DIRECTION -> Give only the number of lines that include the string "Arandaspida".

MATERIAL TO PROCESS ->
++++++++++++++++++++
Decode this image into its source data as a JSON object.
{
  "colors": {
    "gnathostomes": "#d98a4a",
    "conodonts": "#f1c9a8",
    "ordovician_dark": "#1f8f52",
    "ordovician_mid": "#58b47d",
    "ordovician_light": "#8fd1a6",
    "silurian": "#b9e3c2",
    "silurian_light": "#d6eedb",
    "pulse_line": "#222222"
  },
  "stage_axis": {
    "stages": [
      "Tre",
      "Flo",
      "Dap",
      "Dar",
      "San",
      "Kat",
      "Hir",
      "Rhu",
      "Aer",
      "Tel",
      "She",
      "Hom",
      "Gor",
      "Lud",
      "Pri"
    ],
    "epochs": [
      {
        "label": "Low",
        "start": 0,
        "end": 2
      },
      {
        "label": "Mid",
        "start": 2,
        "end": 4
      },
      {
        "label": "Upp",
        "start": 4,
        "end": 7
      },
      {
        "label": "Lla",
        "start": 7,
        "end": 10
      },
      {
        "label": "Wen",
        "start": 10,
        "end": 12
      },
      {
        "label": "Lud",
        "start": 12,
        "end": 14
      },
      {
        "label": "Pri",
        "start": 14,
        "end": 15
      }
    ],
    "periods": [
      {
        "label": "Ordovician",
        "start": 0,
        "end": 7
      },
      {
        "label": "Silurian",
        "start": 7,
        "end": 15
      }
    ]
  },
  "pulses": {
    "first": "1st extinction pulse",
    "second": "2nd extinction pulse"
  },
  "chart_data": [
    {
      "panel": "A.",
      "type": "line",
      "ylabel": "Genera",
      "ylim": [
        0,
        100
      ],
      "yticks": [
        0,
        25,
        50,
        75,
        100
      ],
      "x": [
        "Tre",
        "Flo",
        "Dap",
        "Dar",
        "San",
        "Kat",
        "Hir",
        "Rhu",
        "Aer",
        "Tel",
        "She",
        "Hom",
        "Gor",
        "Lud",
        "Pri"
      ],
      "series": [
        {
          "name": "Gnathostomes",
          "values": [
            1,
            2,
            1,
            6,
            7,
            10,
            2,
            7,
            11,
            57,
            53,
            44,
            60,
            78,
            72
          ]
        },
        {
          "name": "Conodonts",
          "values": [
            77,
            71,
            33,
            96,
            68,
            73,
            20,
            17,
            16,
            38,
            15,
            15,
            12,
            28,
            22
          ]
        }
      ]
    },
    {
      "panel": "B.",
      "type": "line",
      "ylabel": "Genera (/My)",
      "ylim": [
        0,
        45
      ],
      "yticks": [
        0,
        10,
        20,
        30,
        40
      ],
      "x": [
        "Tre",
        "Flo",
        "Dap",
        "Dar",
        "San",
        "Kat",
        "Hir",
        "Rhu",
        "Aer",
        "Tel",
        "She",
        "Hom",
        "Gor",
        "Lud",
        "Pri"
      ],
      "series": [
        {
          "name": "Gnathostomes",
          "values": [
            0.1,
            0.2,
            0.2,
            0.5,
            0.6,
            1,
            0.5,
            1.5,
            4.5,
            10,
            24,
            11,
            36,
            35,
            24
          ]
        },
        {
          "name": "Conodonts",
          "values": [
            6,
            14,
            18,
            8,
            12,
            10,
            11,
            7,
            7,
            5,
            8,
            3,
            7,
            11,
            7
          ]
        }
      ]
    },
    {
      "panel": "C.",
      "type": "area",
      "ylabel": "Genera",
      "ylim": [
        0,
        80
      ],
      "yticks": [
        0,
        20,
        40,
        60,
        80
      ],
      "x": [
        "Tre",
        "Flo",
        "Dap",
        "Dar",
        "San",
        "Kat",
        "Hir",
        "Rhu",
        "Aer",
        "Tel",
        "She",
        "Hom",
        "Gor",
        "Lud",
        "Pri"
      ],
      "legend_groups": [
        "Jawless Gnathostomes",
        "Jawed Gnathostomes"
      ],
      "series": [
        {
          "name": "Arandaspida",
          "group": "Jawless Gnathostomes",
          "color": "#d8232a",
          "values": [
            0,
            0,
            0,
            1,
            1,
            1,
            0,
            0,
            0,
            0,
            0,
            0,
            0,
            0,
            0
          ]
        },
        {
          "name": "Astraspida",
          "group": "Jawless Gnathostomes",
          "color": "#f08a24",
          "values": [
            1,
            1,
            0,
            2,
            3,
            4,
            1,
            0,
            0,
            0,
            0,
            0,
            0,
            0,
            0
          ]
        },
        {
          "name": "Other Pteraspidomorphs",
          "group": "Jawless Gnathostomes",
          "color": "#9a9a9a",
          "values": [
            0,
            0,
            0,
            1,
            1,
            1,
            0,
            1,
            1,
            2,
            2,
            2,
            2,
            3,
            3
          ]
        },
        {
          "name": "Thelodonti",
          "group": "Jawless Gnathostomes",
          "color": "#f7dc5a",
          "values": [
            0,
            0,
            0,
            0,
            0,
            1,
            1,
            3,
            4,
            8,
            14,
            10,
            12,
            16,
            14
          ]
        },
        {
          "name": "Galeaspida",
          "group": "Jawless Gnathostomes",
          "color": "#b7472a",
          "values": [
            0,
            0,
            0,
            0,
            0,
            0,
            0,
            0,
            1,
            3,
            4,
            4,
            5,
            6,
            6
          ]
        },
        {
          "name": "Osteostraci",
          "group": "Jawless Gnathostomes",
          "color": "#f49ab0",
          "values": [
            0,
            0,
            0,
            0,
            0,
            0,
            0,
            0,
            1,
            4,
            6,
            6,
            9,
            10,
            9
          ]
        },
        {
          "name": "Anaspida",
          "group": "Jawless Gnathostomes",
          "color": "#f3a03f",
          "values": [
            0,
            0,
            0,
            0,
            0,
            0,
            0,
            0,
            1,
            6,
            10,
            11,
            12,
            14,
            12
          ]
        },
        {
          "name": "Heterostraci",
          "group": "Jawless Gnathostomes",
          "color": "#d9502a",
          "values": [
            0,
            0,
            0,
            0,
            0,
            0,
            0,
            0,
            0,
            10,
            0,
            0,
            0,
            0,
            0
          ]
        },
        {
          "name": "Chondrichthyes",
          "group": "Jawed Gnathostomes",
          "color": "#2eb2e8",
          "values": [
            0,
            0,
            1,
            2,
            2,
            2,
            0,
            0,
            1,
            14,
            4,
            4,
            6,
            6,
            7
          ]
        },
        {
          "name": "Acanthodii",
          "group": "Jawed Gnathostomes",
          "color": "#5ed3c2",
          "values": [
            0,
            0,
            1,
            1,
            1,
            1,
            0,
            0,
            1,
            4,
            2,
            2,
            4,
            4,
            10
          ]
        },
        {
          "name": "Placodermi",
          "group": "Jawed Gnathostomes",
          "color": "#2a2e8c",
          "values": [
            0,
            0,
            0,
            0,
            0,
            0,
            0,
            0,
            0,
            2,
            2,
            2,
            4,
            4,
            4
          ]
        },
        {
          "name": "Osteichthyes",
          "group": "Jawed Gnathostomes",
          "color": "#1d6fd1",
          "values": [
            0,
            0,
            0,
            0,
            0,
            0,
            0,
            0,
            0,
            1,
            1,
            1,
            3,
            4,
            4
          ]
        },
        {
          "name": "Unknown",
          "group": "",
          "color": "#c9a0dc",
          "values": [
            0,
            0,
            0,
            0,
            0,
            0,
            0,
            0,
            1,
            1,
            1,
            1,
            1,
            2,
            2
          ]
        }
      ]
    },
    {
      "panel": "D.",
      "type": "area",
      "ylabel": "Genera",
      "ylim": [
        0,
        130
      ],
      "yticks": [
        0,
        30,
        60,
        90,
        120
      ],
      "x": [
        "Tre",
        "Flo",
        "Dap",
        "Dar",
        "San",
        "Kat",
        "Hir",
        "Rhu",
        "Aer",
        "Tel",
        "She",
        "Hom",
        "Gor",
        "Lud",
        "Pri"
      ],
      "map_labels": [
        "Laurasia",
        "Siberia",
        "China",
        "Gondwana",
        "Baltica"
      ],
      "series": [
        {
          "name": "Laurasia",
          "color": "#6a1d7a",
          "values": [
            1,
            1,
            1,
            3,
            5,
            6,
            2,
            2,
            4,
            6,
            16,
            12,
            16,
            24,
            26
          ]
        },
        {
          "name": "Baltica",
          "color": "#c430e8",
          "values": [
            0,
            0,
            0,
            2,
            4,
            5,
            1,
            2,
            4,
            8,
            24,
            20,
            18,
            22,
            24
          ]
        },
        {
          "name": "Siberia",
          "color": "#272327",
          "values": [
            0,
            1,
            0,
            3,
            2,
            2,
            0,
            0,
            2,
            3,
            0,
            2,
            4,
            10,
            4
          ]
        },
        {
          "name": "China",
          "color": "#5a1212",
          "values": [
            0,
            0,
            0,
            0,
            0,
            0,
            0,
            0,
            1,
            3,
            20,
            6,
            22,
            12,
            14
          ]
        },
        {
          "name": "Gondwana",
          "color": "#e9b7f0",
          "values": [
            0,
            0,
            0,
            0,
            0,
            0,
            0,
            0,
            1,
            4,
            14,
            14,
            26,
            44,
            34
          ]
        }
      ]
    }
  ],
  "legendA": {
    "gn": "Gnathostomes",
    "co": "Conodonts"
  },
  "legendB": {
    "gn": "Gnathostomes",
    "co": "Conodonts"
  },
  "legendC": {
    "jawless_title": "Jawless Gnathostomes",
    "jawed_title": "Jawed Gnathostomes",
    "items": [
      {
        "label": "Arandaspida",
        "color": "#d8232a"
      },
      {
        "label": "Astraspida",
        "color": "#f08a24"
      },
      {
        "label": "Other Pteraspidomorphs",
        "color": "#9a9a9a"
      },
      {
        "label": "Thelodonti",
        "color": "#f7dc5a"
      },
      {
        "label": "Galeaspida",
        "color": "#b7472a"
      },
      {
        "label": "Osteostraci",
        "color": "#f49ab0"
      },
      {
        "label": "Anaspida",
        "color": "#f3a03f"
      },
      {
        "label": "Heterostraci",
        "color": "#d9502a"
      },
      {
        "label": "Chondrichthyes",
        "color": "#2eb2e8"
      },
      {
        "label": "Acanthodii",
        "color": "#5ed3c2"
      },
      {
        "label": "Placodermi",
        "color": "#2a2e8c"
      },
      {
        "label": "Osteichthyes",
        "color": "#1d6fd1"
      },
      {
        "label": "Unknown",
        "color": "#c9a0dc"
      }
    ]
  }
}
++++++++++++++++++++
RESPONSE TO THE TASK -> 2